→ **RECORDS SUPPLIED**
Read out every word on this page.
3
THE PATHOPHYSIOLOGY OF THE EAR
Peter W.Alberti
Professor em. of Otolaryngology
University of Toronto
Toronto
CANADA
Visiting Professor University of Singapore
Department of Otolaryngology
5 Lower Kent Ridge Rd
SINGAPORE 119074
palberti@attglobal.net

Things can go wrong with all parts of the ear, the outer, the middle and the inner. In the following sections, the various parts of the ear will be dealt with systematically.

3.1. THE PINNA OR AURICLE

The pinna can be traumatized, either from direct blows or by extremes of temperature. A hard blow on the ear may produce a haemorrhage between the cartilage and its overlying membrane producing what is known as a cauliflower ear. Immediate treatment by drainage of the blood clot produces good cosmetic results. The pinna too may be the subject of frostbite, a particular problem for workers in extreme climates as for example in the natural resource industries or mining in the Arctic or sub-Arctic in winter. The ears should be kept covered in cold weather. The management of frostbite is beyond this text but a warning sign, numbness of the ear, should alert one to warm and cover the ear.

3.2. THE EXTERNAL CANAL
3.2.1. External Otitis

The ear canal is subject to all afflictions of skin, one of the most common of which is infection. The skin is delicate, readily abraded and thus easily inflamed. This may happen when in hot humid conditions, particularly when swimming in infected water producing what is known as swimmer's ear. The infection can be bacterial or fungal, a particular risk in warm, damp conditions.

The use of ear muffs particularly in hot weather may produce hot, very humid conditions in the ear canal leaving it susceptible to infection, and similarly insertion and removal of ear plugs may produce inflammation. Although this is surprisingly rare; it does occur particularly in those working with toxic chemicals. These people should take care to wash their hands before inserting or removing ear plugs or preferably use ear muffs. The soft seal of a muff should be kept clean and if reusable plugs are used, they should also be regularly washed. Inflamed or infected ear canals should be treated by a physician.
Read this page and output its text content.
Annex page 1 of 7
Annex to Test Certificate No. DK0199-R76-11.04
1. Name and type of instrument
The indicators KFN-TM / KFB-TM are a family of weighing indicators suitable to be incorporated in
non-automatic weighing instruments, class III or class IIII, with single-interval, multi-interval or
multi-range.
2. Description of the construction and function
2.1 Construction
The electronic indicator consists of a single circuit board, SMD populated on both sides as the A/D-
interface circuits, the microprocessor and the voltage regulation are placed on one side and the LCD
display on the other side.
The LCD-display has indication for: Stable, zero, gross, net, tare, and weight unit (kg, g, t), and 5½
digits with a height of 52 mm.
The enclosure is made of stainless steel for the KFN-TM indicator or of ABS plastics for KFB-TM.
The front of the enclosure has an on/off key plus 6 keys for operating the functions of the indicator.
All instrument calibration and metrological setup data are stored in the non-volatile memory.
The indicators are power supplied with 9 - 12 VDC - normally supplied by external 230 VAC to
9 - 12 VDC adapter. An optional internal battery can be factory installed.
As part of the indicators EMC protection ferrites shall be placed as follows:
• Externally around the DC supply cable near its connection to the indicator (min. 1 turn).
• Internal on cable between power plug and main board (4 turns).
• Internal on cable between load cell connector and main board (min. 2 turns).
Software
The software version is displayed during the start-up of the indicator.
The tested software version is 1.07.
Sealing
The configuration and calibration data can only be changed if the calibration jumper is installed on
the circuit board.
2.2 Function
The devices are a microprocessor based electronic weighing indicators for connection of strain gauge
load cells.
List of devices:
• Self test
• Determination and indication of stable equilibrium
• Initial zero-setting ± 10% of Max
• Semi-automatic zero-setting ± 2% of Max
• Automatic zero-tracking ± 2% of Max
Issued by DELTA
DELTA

→ **EXERCISE DETAILS**
Nothing in the entries may be left out; each line is to be output exactly.

→ **ANSWER SPACE**
Read out every word on this page.
3
THE PATHOPHYSIOLOGY OF THE EAR
Peter W.Alberti
Professor em. of Otolaryngology
University of Toronto
Toronto
CANADA
Visiting Professor University of Singapore
Department of Otolaryngology
5 Lower Kent Ridge Rd
SINGAPORE 119074
palberti@attglobal.net

Things can go wrong with all parts of the ear, the outer, the middle and the inner. In the following sections, the various parts of the ear will be dealt with systematically.

3.1. THE PINNA OR AURICLE

The pinna can be traumatized, either from direct blows or by extremes of temperature. A hard blow on the ear may produce a haemorrhage between the cartilage and its overlying membrane producing what is known as a cauliflower ear. Immediate treatment by drainage of the blood clot produces good cosmetic results. The pinna too may be the subject of frostbite, a particular problem for workers in extreme climates as for example in the natural resource industries or mining in the Arctic or sub-Arctic in winter. The ears should be kept covered in cold weather. The management of frostbite is beyond this text but a warning sign, numbness of the ear, should alert one to warm and cover the ear.

3.2. THE EXTERNAL CANAL
3.2.1. External Otitis

The ear canal is subject to all afflictions of skin, one of the most common of which is infection. The skin is delicate, readily abraded and thus easily inflamed. This may happen when in hot humid conditions, particularly when swimming in infected water producing what is known as swimmer's ear. The infection can be bacterial or fungal, a particular risk in warm, damp conditions.

The use of ear muffs particularly in hot weather may produce hot, very humid conditions in the ear canal leaving it susceptible to infection, and similarly insertion and removal of ear plugs may produce inflammation. Although this is surprisingly rare; it does occur particularly in those working with toxic chemicals. These people should take care to wash their hands before inserting or removing ear plugs or preferably use ear muffs. The soft seal of a muff should be kept clean and if reusable plugs are used, they should also be regularly washed. Inflamed or infected ear canals should be treated by a physician.
Read this page and output its text content.
Annex page 1 of 7
Annex to Test Certificate No. DK0199-R76-11.04
1. Name and type of instrument
The indicators KFN-TM / KFB-TM are a family of weighing indicators suitable to be incorporated in
non-automatic weighing instruments, class III or class IIII, with single-interval, multi-interval or
multi-range.
2. Description of the construction and function
2.1 Construction
The electronic indicator consists of a single circuit board, SMD populated on both sides as the A/D-
interface circuits, the microprocessor and the voltage regulation are placed on one side and the LCD
display on the other side.
The LCD-display has indication for: Stable, zero, gross, net, tare, and weight unit (kg, g, t), and 5½
digits with a height of 52 mm.
The enclosure is made of stainless steel for the KFN-TM indicator or of ABS plastics for KFB-TM.
The front of the enclosure has an on/off key plus 6 keys for operating the functions of the indicator.
All instrument calibration and metrological setup data are stored in the non-volatile memory.
The indicators are power supplied with 9 - 12 VDC - normally supplied by external 230 VAC to
9 - 12 VDC adapter. An optional internal battery can be factory installed.
As part of the indicators EMC protection ferrites shall be placed as follows:
• Externally around the DC supply cable near its connection to the indicator (min. 1 turn).
• Internal on cable between power plug and main board (4 turns).
• Internal on cable between load cell connector and main board (min. 2 turns).
Software
The software version is displayed during the start-up of the indicator.
The tested software version is 1.07.
Sealing
The configuration and calibration data can only be changed if the calibration jumper is installed on
the circuit board.
2.2 Function
The devices are a microprocessor based electronic weighing indicators for connection of strain gauge
load cells.
List of devices:
• Self test
• Determination and indication of stable equilibrium
• Initial zero-setting ± 10% of Max
• Semi-automatic zero-setting ± 2% of Max
• Automatic zero-tracking ± 2% of Max
Issued by DELTA
DELTA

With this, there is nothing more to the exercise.